**Exercise requirements:** Repeat each entry word for word. Leave any images out of the copy.

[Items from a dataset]
***

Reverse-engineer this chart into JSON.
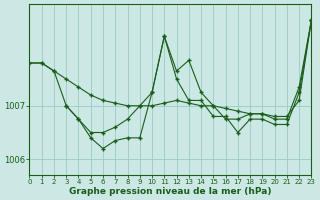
{
  "title": "Graphe pression niveau de la mer (hPa)",
  "bg_color": "#cce8e4",
  "plot_bg_color": "#cce8e4",
  "grid_color": "#99ccc4",
  "line_color": "#1a5c1a",
  "axis_color": "#1a5c1a",
  "x_ticks": [
    0,
    1,
    2,
    3,
    4,
    5,
    6,
    7,
    8,
    9,
    10,
    11,
    12,
    13,
    14,
    15,
    16,
    17,
    18,
    19,
    20,
    21,
    22,
    23
  ],
  "xlim": [
    0,
    23
  ],
  "ylim": [
    1005.7,
    1008.9
  ],
  "yticks": [
    1006,
    1007
  ],
  "series1_x": [
    0,
    1,
    2,
    3,
    4,
    5,
    6,
    7,
    8,
    9,
    10,
    11,
    12,
    13,
    14,
    15,
    16,
    17,
    18,
    19,
    20,
    21,
    22,
    23
  ],
  "series1_y": [
    1007.8,
    1007.8,
    1007.65,
    1007.5,
    1007.35,
    1007.2,
    1007.1,
    1007.05,
    1007.0,
    1007.0,
    1007.0,
    1007.05,
    1007.1,
    1007.05,
    1007.0,
    1007.0,
    1006.95,
    1006.9,
    1006.85,
    1006.85,
    1006.8,
    1006.8,
    1007.1,
    1008.6
  ],
  "series2_x": [
    0,
    1,
    2,
    3,
    4,
    5,
    6,
    7,
    8,
    9,
    10,
    11,
    12,
    13,
    14,
    15,
    16,
    17,
    18,
    19,
    20,
    21,
    22,
    23
  ],
  "series2_y": [
    1007.8,
    1007.8,
    1007.65,
    1007.0,
    1006.75,
    1006.5,
    1006.5,
    1006.6,
    1006.75,
    1007.0,
    1007.25,
    1008.3,
    1007.65,
    1007.85,
    1007.25,
    1007.0,
    1006.75,
    1006.75,
    1006.85,
    1006.85,
    1006.75,
    1006.75,
    1007.35,
    1008.6
  ],
  "series3_x": [
    3,
    4,
    5,
    6,
    7,
    8,
    9,
    10,
    11,
    12,
    13,
    14,
    15,
    16,
    17,
    18,
    19,
    20,
    21,
    22,
    23
  ],
  "series3_y": [
    1007.0,
    1006.75,
    1006.4,
    1006.2,
    1006.35,
    1006.4,
    1006.4,
    1007.25,
    1008.3,
    1007.5,
    1007.1,
    1007.1,
    1006.8,
    1006.8,
    1006.5,
    1006.75,
    1006.75,
    1006.65,
    1006.65,
    1007.25,
    1008.6
  ]
}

***

**Response for this exercise:**
Reverse-engineer this chart into JSON.
{
  "title": "Graphe pression niveau de la mer (hPa)",
  "bg_color": "#cce8e4",
  "plot_bg_color": "#cce8e4",
  "grid_color": "#99ccc4",
  "line_color": "#1a5c1a",
  "axis_color": "#1a5c1a",
  "x_ticks": [
    0,
    1,
    2,
    3,
    4,
    5,
    6,
    7,
    8,
    9,
    10,
    11,
    12,
    13,
    14,
    15,
    16,
    17,
    18,
    19,
    20,
    21,
    22,
    23
  ],
  "xlim": [
    0,
    23
  ],
  "ylim": [
    1005.7,
    1008.9
  ],
  "yticks": [
    1006,
    1007
  ],
  "series1_x": [
    0,
    1,
    2,
    3,
    4,
    5,
    6,
    7,
    8,
    9,
    10,
    11,
    12,
    13,
    14,
    15,
    16,
    17,
    18,
    19,
    20,
    21,
    22,
    23
  ],
  "series1_y": [
    1007.8,
    1007.8,
    1007.65,
    1007.5,
    1007.35,
    1007.2,
    1007.1,
    1007.05,
    1007.0,
    1007.0,
    1007.0,
    1007.05,
    1007.1,
    1007.05,
    1007.0,
    1007.0,
    1006.95,
    1006.9,
    1006.85,
    1006.85,
    1006.8,
    1006.8,
    1007.1,
    1008.6
  ],
  "series2_x": [
    0,
    1,
    2,
    3,
    4,
    5,
    6,
    7,
    8,
    9,
    10,
    11,
    12,
    13,
    14,
    15,
    16,
    17,
    18,
    19,
    20,
    21,
    22,
    23
  ],
  "series2_y": [
    1007.8,
    1007.8,
    1007.65,
    1007.0,
    1006.75,
    1006.5,
    1006.5,
    1006.6,
    1006.75,
    1007.0,
    1007.25,
    1008.3,
    1007.65,
    1007.85,
    1007.25,
    1007.0,
    1006.75,
    1006.75,
    1006.85,
    1006.85,
    1006.75,
    1006.75,
    1007.35,
    1008.6
  ],
  "series3_x": [
    3,
    4,
    5,
    6,
    7,
    8,
    9,
    10,
    11,
    12,
    13,
    14,
    15,
    16,
    17,
    18,
    19,
    20,
    21,
    22,
    23
  ],
  "series3_y": [
    1007.0,
    1006.75,
    1006.4,
    1006.2,
    1006.35,
    1006.4,
    1006.4,
    1007.25,
    1008.3,
    1007.5,
    1007.1,
    1007.1,
    1006.8,
    1006.8,
    1006.5,
    1006.75,
    1006.75,
    1006.65,
    1006.65,
    1007.25,
    1008.6
  ]
}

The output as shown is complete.